WHAT NEEDS TO BE DONE: Reproduce every line of the material below, but drop the pictures.

Saved entries:
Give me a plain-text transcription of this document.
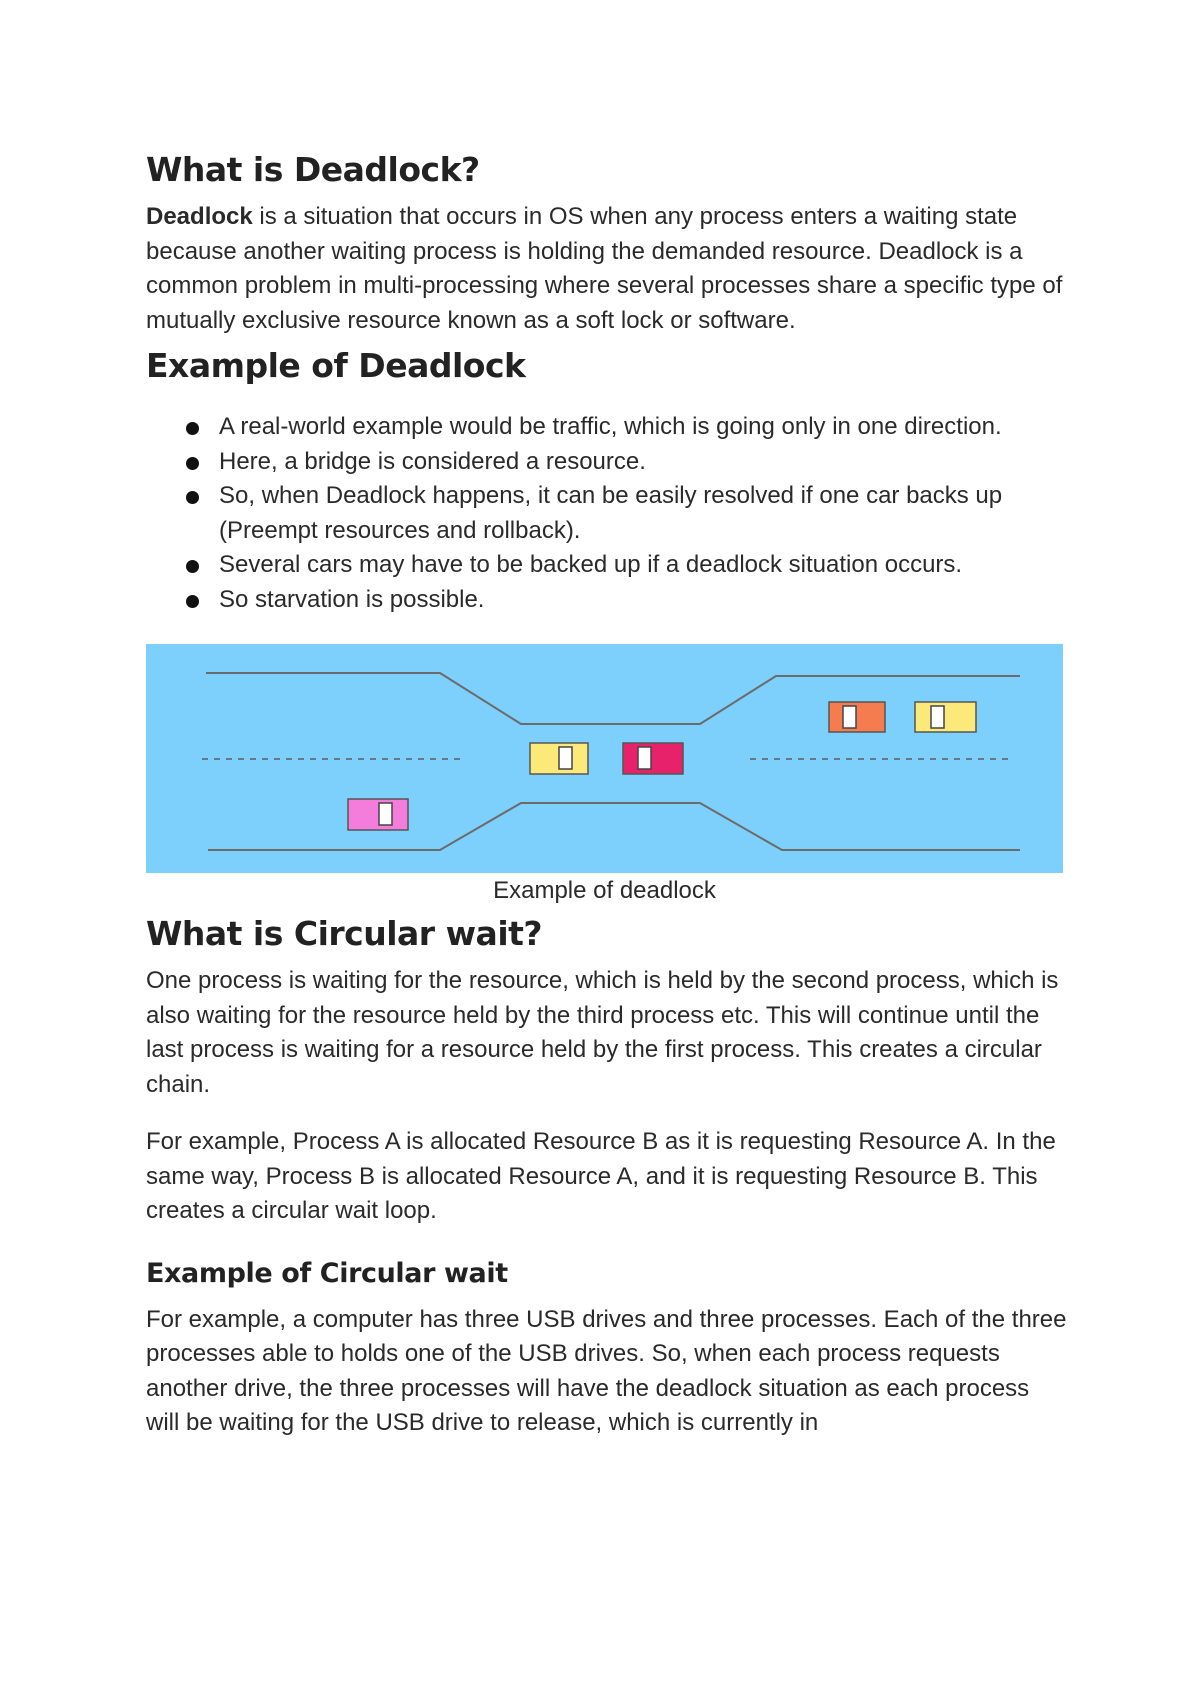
What is Deadlock?

Deadlock is a situation that occurs in OS when any process enters a waiting state because another waiting process is holding the demanded resource. Deadlock is a common problem in multi-processing where several processes share a specific type of mutually exclusive resource known as a soft lock or software.

Example of Deadlock
A real-world example would be traffic, which is going only in one direction.
Here, a bridge is considered a resource.
So, when Deadlock happens, it can be easily resolved if one car backs up (Preempt resources and rollback).
Several cars may have to be backed up if a deadlock situation occurs.
So starvation is possible.
Example of deadlock
What is Circular wait?

One process is waiting for the resource, which is held by the second process, which is also waiting for the resource held by the third process etc. This will continue until the last process is waiting for a resource held by the first process. This creates a circular chain.

For example, Process A is allocated Resource B as it is requesting Resource A. In the same way, Process B is allocated Resource A, and it is requesting Resource B. This creates a circular wait loop.

Example of Circular wait

For example, a computer has three USB drives and three processes. Each of the three processes able to holds one of the USB drives. So, when each process requests another drive, the three processes will have the deadlock situation as each process will be waiting for the USB drive to release, which is currently in
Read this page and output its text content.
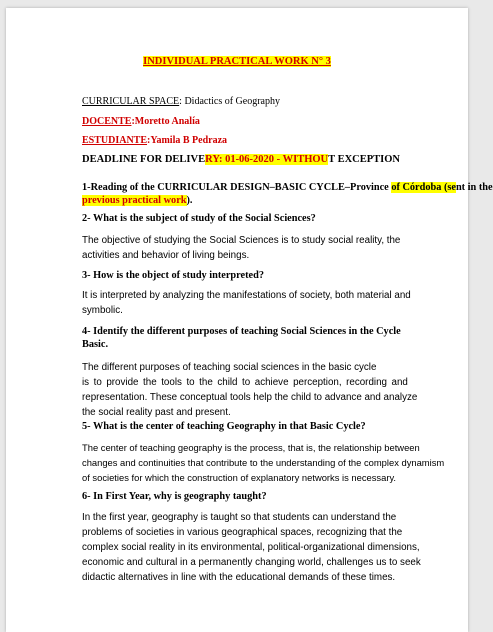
INDIVIDUAL PRACTICAL WORK N° 3
CURRICULAR SPACE: Didactics of Geography
DOCENTE:Moretto Analía
ESTUDIANTE:Yamila B Pedraza
DEADLINE FOR DELIVERY: 01-06-2020 - WITHOUT EXCEPTION
1-Reading of the CURRICULAR DESIGN–BASIC CYCLE–Province of Córdoba (sent in the
previous practical work).
2- What is the subject of study of the Social Sciences?
The objective of studying the Social Sciences is to study social reality, the
activities and behavior of living beings.
3- How is the object of study interpreted?
It is interpreted by analyzing the manifestations of society, both material and
symbolic.
4- Identify the different purposes of teaching Social Sciences in the Cycle
Basic.
The different purposes of teaching social sciences in the basic cycle
is to provide the tools to the child to achieve perception, recording and
representation. These conceptual tools help the child to advance and analyze
the social reality past and present.
5- What is the center of teaching Geography in that Basic Cycle?
The center of teaching geography is the process, that is, the relationship between
changes and continuities that contribute to the understanding of the complex dynamism
of societies for which the construction of explanatory networks is necessary.
6- In First Year, why is geography taught?
In the first year, geography is taught so that students can understand the
problems of societies in various geographical spaces, recognizing that the
complex social reality in its environmental, political-organizational dimensions,
economic and cultural in a permanently changing world, challenges us to seek
didactic alternatives in line with the educational demands of these times.
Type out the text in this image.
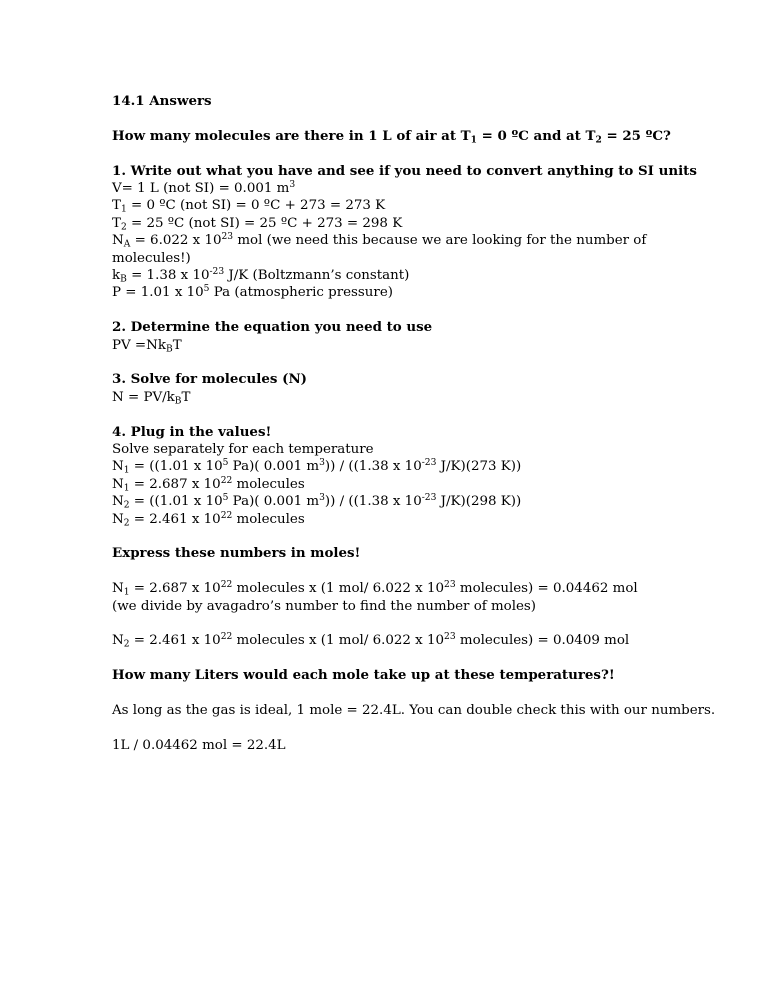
14.1 Answers

How many molecules are there in 1 L of air at $T_1 = 0$ ºC and at $T_2 = 25$ ºC?

1. Write out what you have and see if you need to convert anything to SI units

V= 1 L (not SI) = 0.001 $m^3$

$T_1 = 0$ ºC (not SI) = 0 ºC + 273 = 273 K

$T_2 = 25$ ºC (not SI) = 25 ºC + 273 = 298 K

$N_A = 6.022$ x $10^{23}$ mol (we need this because we are looking for the number of molecules!)

$k_B = 1.38$ x $10^{-23}$ J/K (Boltzmann’s constant)

P = 1.01 x $10^5$ Pa (atmospheric pressure)

2. Determine the equation you need to use

PV $=Nk_BT$

3. Solve for molecules (N)

$N = PV/k_BT$

4. Plug in the values!

Solve separately for each temperature

$N_1 = ((1.01$ x $10^5$ Pa)( 0.001 $m^3)) / ((1.38$ x $10^{-23}$ J/K)(273 K))

$N_1 = 2.687$ x $10^{22}$ molecules

$N_2 = ((1.01$ x $10^5$ Pa)( 0.001 $m^3)) / ((1.38$ x $10^{-23}$ J/K)(298 K))

$N_2 = 2.461$ x $10^{22}$ molecules

Express these numbers in moles!

$N_1 = 2.687$ x $10^{22}$ molecules x (1 mol/ 6.022 x $10^{23}$ molecules) = 0.04462 mol

(we divide by avagadro’s number to find the number of moles)

$N_2 = 2.461$ x $10^{22}$ molecules x (1 mol/ 6.022 x $10^{23}$ molecules) = 0.0409 mol

How many Liters would each mole take up at these temperatures?!

As long as the gas is ideal, 1 mole = 22.4L. You can double check this with our numbers.

1L / 0.04462 mol = 22.4L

SOLUTION TO THE PROBLEM:
Give me a plain-text transcription of this document.
What is Deadlock?

Deadlock is a situation that occurs in OS when any process enters a waiting state because another waiting process is holding the demanded resource. Deadlock is a common problem in multi-processing where several processes share a specific type of mutually exclusive resource known as a soft lock or software.

Example of Deadlock
A real-world example would be traffic, which is going only in one direction.
Here, a bridge is considered a resource.
So, when Deadlock happens, it can be easily resolved if one car backs up (Preempt resources and rollback).
Several cars may have to be backed up if a deadlock situation occurs.
So starvation is possible.
Example of deadlock
What is Circular wait?

One process is waiting for the resource, which is held by the second process, which is also waiting for the resource held by the third process etc. This will continue until the last process is waiting for a resource held by the first process. This creates a circular chain.

For example, Process A is allocated Resource B as it is requesting Resource A. In the same way, Process B is allocated Resource A, and it is requesting Resource B. This creates a circular wait loop.

Example of Circular wait

For example, a computer has three USB drives and three processes. Each of the three processes able to holds one of the USB drives. So, when each process requests another drive, the three processes will have the deadlock situation as each process will be waiting for the USB drive to release, which is currently in
Read this page and output its text content.
INDIVIDUAL PRACTICAL WORK N° 3
CURRICULAR SPACE: Didactics of Geography
DOCENTE:Moretto Analía
ESTUDIANTE:Yamila B Pedraza
DEADLINE FOR DELIVERY: 01-06-2020 - WITHOUT EXCEPTION
1-Reading of the CURRICULAR DESIGN–BASIC CYCLE–Province of Córdoba (sent in the
previous practical work).
2- What is the subject of study of the Social Sciences?
The objective of studying the Social Sciences is to study social reality, the
activities and behavior of living beings.
3- How is the object of study interpreted?
It is interpreted by analyzing the manifestations of society, both material and
symbolic.
4- Identify the different purposes of teaching Social Sciences in the Cycle
Basic.
The different purposes of teaching social sciences in the basic cycle
is to provide the tools to the child to achieve perception, recording and
representation. These conceptual tools help the child to advance and analyze
the social reality past and present.
5- What is the center of teaching Geography in that Basic Cycle?
The center of teaching geography is the process, that is, the relationship between
changes and continuities that contribute to the understanding of the complex dynamism
of societies for which the construction of explanatory networks is necessary.
6- In First Year, why is geography taught?
In the first year, geography is taught so that students can understand the
problems of societies in various geographical spaces, recognizing that the
complex social reality in its environmental, political-organizational dimensions,
economic and cultural in a permanently changing world, challenges us to seek
didactic alternatives in line with the educational demands of these times.
Type out the text in this image.
14.1 Answers

How many molecules are there in 1 L of air at $T_1 = 0$ ºC and at $T_2 = 25$ ºC?

1. Write out what you have and see if you need to convert anything to SI units

V= 1 L (not SI) = 0.001 $m^3$

$T_1 = 0$ ºC (not SI) = 0 ºC + 273 = 273 K

$T_2 = 25$ ºC (not SI) = 25 ºC + 273 = 298 K

$N_A = 6.022$ x $10^{23}$ mol (we need this because we are looking for the number of molecules!)

$k_B = 1.38$ x $10^{-23}$ J/K (Boltzmann’s constant)

P = 1.01 x $10^5$ Pa (atmospheric pressure)

2. Determine the equation you need to use

PV $=Nk_BT$

3. Solve for molecules (N)

$N = PV/k_BT$

4. Plug in the values!

Solve separately for each temperature

$N_1 = ((1.01$ x $10^5$ Pa)( 0.001 $m^3)) / ((1.38$ x $10^{-23}$ J/K)(273 K))

$N_1 = 2.687$ x $10^{22}$ molecules

$N_2 = ((1.01$ x $10^5$ Pa)( 0.001 $m^3)) / ((1.38$ x $10^{-23}$ J/K)(298 K))

$N_2 = 2.461$ x $10^{22}$ molecules

Express these numbers in moles!

$N_1 = 2.687$ x $10^{22}$ molecules x (1 mol/ 6.022 x $10^{23}$ molecules) = 0.04462 mol

(we divide by avagadro’s number to find the number of moles)

$N_2 = 2.461$ x $10^{22}$ molecules x (1 mol/ 6.022 x $10^{23}$ molecules) = 0.0409 mol

How many Liters would each mole take up at these temperatures?!

As long as the gas is ideal, 1 mole = 22.4L. You can double check this with our numbers.

1L / 0.04462 mol = 22.4L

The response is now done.